## [REQUIREMENTS]
Among the records below, find each line that includes the string "xlabel" and copy it.

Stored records
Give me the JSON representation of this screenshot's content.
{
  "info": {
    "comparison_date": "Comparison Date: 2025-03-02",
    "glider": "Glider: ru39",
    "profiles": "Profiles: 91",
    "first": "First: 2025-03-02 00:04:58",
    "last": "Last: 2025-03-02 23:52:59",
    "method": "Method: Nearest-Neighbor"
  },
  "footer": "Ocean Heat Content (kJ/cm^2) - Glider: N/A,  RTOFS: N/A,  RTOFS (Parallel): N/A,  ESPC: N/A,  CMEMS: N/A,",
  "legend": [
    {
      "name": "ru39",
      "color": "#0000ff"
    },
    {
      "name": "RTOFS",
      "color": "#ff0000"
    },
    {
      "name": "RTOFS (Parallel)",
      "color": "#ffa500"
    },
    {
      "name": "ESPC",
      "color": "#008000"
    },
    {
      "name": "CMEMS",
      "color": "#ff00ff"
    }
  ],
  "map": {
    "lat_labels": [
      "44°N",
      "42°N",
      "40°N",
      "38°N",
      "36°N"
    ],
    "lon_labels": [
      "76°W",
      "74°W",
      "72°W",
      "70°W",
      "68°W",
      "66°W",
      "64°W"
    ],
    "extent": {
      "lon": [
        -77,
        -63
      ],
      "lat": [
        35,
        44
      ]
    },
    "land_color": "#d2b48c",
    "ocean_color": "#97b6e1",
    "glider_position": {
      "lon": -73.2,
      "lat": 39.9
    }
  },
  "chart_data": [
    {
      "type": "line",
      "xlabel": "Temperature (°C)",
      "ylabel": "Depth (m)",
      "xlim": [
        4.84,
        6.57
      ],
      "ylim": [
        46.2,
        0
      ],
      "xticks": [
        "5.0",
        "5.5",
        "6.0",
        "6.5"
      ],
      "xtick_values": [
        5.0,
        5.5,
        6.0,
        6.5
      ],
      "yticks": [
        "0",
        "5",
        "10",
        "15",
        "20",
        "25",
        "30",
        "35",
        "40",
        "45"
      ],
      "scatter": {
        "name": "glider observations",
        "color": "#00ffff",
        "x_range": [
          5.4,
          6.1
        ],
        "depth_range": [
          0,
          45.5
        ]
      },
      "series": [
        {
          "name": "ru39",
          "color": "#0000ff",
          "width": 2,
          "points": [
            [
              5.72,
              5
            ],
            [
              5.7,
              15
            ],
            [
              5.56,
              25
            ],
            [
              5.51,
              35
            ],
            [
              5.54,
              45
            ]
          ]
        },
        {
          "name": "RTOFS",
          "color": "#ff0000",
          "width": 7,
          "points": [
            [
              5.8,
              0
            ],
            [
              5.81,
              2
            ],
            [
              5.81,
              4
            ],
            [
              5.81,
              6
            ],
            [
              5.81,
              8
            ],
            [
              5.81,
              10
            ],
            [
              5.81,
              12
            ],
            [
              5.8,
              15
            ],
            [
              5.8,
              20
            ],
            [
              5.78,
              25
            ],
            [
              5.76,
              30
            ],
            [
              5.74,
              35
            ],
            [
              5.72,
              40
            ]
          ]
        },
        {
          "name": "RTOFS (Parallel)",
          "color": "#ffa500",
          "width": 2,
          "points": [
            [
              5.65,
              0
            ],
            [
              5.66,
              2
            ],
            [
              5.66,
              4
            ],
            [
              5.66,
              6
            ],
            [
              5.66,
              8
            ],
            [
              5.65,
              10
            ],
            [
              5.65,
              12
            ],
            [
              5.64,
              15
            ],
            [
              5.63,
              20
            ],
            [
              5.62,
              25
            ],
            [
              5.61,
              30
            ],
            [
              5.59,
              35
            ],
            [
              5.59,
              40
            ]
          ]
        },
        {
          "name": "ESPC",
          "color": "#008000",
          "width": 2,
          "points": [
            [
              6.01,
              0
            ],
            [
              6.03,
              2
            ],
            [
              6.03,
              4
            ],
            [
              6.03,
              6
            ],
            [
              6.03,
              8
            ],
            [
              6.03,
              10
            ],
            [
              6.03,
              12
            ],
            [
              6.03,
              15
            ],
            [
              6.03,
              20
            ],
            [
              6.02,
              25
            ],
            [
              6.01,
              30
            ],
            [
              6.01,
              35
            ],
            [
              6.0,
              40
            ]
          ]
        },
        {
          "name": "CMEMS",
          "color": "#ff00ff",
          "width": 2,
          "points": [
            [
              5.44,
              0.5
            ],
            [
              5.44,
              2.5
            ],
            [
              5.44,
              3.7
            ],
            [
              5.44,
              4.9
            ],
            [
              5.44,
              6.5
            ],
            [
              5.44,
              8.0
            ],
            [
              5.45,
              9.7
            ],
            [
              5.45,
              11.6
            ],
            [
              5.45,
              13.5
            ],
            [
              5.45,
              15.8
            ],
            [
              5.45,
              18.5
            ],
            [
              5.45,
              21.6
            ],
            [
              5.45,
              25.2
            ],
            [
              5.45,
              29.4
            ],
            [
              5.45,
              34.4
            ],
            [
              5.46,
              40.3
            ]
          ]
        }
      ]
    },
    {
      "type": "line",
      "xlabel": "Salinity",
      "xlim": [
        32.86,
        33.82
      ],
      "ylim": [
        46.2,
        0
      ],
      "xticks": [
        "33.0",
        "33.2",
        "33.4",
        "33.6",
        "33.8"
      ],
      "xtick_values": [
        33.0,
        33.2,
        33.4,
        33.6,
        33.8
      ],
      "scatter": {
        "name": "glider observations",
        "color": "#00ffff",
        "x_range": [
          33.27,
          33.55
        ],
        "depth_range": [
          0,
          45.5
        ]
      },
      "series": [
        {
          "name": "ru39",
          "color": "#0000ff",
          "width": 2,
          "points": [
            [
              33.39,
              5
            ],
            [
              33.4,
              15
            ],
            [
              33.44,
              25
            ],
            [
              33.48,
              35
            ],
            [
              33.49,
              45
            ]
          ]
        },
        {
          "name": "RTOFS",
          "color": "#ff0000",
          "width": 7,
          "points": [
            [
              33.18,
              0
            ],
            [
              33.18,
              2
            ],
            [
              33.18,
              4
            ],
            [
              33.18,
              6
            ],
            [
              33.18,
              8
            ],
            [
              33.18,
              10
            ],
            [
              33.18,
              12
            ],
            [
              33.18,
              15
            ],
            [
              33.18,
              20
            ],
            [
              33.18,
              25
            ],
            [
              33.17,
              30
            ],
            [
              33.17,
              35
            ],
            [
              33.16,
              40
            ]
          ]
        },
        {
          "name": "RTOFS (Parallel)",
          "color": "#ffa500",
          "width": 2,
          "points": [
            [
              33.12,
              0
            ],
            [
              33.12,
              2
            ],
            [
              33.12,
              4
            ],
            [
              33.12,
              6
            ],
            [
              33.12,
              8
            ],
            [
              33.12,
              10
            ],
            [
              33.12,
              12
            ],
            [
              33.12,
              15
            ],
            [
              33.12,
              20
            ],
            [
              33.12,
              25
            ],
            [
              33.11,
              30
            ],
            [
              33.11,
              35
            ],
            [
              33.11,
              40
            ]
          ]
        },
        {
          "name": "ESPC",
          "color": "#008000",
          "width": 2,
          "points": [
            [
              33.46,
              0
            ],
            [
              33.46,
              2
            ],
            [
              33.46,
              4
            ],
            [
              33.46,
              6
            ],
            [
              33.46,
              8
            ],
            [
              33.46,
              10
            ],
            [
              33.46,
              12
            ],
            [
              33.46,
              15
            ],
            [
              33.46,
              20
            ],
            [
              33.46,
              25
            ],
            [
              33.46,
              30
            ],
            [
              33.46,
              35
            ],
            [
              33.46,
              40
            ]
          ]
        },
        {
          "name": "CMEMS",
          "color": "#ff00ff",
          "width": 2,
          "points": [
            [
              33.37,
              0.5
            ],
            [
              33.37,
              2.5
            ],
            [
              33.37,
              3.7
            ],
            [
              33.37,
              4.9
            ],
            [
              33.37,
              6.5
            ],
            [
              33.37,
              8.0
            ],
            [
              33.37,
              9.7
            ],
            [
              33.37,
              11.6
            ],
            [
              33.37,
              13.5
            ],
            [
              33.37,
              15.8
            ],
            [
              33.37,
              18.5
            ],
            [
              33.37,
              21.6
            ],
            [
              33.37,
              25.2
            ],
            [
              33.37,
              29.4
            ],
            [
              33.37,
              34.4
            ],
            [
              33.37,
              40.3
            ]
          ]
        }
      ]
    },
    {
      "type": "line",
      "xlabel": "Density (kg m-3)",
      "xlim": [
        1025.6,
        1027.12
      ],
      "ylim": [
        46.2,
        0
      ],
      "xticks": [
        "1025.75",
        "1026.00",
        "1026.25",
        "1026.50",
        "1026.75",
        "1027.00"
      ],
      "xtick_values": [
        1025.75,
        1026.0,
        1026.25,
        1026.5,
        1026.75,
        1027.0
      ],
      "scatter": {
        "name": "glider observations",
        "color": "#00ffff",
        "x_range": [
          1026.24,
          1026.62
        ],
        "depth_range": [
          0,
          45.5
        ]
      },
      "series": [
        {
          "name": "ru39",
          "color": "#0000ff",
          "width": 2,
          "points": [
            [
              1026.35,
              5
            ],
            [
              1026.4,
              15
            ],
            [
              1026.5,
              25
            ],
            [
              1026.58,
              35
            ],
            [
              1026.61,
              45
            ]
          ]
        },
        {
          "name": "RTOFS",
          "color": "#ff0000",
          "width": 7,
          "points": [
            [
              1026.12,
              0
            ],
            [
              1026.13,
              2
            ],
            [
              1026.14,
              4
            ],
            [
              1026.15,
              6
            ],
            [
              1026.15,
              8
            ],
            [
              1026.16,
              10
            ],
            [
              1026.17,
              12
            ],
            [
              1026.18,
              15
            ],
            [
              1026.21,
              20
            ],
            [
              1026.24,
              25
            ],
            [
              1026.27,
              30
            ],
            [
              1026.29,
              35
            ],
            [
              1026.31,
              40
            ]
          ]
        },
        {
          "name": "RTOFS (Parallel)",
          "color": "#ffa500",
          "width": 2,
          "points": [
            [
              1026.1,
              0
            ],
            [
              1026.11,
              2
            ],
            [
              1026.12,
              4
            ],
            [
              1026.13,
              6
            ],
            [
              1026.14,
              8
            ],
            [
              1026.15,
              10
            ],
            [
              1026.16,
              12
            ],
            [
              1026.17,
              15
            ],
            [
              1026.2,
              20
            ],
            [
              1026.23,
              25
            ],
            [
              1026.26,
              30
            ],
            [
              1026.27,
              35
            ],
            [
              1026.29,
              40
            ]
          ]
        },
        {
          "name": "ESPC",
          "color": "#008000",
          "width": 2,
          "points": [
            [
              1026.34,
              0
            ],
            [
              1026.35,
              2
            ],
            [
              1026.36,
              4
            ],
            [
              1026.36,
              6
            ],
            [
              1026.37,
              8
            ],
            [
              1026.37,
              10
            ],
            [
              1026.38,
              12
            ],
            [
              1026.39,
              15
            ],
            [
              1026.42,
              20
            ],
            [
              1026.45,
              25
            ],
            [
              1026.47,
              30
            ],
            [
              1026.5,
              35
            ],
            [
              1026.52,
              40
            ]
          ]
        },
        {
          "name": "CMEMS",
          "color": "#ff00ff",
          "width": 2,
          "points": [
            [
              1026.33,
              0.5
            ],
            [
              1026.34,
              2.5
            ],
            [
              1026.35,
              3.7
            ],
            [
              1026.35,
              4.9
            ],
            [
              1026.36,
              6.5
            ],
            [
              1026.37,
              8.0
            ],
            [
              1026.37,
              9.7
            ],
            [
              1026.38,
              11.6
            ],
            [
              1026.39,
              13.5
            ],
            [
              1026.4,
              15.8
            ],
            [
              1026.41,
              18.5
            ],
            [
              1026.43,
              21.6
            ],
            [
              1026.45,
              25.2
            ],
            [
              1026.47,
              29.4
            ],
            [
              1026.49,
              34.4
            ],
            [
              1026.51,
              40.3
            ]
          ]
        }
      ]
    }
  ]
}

## [FINISHED EXERCISE]
      "xlabel": "Temperature (°C)",
      "xlabel": "Salinity",
      "xlabel": "Density (kg m-3)",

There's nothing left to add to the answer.